Reproduce all of the data exactly.

[Stored data]
* * * * *

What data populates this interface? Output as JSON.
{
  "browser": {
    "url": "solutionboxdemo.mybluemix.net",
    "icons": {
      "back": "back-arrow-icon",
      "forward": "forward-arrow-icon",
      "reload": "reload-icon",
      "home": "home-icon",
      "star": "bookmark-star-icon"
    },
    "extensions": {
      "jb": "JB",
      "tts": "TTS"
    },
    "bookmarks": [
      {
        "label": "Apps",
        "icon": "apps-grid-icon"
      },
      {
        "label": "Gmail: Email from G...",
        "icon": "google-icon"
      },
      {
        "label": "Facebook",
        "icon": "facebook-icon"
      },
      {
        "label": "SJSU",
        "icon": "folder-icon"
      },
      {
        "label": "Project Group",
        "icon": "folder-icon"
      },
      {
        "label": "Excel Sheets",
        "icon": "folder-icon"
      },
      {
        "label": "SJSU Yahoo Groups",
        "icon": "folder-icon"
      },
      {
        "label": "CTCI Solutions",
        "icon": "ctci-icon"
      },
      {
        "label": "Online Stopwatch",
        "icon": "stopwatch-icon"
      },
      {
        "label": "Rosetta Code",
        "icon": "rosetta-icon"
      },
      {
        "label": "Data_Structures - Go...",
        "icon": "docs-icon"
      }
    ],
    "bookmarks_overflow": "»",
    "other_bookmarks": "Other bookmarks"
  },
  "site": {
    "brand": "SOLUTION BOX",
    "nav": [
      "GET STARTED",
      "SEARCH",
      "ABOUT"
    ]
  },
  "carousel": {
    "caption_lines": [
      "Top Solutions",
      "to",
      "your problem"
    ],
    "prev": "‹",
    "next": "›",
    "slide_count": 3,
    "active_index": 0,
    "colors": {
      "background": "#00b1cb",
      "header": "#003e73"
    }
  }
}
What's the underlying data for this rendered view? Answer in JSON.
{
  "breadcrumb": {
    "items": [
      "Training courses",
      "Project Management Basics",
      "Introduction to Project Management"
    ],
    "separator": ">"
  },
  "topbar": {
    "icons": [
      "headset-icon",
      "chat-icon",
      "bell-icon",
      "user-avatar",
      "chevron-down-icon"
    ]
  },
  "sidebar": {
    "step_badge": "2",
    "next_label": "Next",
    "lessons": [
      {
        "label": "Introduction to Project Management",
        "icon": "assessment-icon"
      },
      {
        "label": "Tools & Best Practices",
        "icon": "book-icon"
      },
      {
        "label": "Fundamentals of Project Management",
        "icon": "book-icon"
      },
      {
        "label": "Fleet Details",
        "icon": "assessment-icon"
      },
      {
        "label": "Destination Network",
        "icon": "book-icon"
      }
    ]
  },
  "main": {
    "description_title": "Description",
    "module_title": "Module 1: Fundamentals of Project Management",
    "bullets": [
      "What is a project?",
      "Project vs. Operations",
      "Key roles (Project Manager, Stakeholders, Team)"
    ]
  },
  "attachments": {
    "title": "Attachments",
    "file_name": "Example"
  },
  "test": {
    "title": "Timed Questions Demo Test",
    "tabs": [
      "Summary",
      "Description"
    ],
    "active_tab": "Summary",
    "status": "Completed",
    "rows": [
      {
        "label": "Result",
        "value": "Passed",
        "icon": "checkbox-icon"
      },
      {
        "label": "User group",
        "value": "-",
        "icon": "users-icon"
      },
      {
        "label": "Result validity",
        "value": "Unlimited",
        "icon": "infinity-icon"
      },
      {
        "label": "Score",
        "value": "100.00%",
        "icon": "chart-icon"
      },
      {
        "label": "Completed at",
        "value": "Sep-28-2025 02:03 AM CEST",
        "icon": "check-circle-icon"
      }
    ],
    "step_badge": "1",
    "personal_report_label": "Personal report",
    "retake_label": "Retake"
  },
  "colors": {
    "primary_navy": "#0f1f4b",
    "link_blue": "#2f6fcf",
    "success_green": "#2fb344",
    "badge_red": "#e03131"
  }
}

* * * * *

SOLUTION —
What data populates this interface? Output as JSON.
{
  "browser": {
    "url": "solutionboxdemo.mybluemix.net",
    "icons": {
      "back": "back-arrow-icon",
      "forward": "forward-arrow-icon",
      "reload": "reload-icon",
      "home": "home-icon",
      "star": "bookmark-star-icon"
    },
    "extensions": {
      "jb": "JB",
      "tts": "TTS"
    },
    "bookmarks": [
      {
        "label": "Apps",
        "icon": "apps-grid-icon"
      },
      {
        "label": "Gmail: Email from G...",
        "icon": "google-icon"
      },
      {
        "label": "Facebook",
        "icon": "facebook-icon"
      },
      {
        "label": "SJSU",
        "icon": "folder-icon"
      },
      {
        "label": "Project Group",
        "icon": "folder-icon"
      },
      {
        "label": "Excel Sheets",
        "icon": "folder-icon"
      },
      {
        "label": "SJSU Yahoo Groups",
        "icon": "folder-icon"
      },
      {
        "label": "CTCI Solutions",
        "icon": "ctci-icon"
      },
      {
        "label": "Online Stopwatch",
        "icon": "stopwatch-icon"
      },
      {
        "label": "Rosetta Code",
        "icon": "rosetta-icon"
      },
      {
        "label": "Data_Structures - Go...",
        "icon": "docs-icon"
      }
    ],
    "bookmarks_overflow": "»",
    "other_bookmarks": "Other bookmarks"
  },
  "site": {
    "brand": "SOLUTION BOX",
    "nav": [
      "GET STARTED",
      "SEARCH",
      "ABOUT"
    ]
  },
  "carousel": {
    "caption_lines": [
      "Top Solutions",
      "to",
      "your problem"
    ],
    "prev": "‹",
    "next": "›",
    "slide_count": 3,
    "active_index": 0,
    "colors": {
      "background": "#00b1cb",
      "header": "#003e73"
    }
  }
}
What's the underlying data for this rendered view? Answer in JSON.
{
  "breadcrumb": {
    "items": [
      "Training courses",
      "Project Management Basics",
      "Introduction to Project Management"
    ],
    "separator": ">"
  },
  "topbar": {
    "icons": [
      "headset-icon",
      "chat-icon",
      "bell-icon",
      "user-avatar",
      "chevron-down-icon"
    ]
  },
  "sidebar": {
    "step_badge": "2",
    "next_label": "Next",
    "lessons": [
      {
        "label": "Introduction to Project Management",
        "icon": "assessment-icon"
      },
      {
        "label": "Tools & Best Practices",
        "icon": "book-icon"
      },
      {
        "label": "Fundamentals of Project Management",
        "icon": "book-icon"
      },
      {
        "label": "Fleet Details",
        "icon": "assessment-icon"
      },
      {
        "label": "Destination Network",
        "icon": "book-icon"
      }
    ]
  },
  "main": {
    "description_title": "Description",
    "module_title": "Module 1: Fundamentals of Project Management",
    "bullets": [
      "What is a project?",
      "Project vs. Operations",
      "Key roles (Project Manager, Stakeholders, Team)"
    ]
  },
  "attachments": {
    "title": "Attachments",
    "file_name": "Example"
  },
  "test": {
    "title": "Timed Questions Demo Test",
    "tabs": [
      "Summary",
      "Description"
    ],
    "active_tab": "Summary",
    "status": "Completed",
    "rows": [
      {
        "label": "Result",
        "value": "Passed",
        "icon": "checkbox-icon"
      },
      {
        "label": "User group",
        "value": "-",
        "icon": "users-icon"
      },
      {
        "label": "Result validity",
        "value": "Unlimited",
        "icon": "infinity-icon"
      },
      {
        "label": "Score",
        "value": "100.00%",
        "icon": "chart-icon"
      },
      {
        "label": "Completed at",
        "value": "Sep-28-2025 02:03 AM CEST",
        "icon": "check-circle-icon"
      }
    ],
    "step_badge": "1",
    "personal_report_label": "Personal report",
    "retake_label": "Retake"
  },
  "colors": {
    "primary_navy": "#0f1f4b",
    "link_blue": "#2f6fcf",
    "success_green": "#2fb344",
    "badge_red": "#e03131"
  }
}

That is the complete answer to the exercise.